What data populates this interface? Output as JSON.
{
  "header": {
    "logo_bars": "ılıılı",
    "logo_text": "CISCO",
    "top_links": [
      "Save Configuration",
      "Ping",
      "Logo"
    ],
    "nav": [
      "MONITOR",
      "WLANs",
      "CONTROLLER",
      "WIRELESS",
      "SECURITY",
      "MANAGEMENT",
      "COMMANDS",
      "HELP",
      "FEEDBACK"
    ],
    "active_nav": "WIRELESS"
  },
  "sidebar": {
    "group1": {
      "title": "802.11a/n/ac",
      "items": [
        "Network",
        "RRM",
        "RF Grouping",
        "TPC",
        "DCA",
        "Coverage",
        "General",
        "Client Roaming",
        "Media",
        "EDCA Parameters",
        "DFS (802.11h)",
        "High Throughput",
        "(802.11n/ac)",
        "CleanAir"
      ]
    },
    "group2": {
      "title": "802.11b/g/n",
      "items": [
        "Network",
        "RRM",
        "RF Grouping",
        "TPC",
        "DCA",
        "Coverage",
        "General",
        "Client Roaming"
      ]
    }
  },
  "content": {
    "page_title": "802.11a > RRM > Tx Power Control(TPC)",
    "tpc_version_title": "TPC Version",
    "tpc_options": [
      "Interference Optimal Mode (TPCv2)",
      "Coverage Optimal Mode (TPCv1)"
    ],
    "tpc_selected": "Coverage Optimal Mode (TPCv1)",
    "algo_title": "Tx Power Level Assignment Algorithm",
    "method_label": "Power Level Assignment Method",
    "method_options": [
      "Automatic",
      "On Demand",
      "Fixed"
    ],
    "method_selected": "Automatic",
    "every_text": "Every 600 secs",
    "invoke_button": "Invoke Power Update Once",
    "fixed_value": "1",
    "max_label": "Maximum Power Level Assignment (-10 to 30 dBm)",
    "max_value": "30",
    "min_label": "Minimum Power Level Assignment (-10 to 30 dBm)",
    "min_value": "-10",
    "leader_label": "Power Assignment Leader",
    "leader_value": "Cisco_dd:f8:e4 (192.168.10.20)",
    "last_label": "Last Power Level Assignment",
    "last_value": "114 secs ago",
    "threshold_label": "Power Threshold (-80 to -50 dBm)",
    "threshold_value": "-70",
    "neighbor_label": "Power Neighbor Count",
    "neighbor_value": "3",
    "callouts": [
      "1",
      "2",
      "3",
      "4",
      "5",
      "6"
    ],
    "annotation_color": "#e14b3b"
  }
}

───

### Task instructions
Looking at the data above, show all lines where the word "secs" occurs.

### Exercise result
    "every_text": "Every 600 secs",
    "last_value": "114 secs ago",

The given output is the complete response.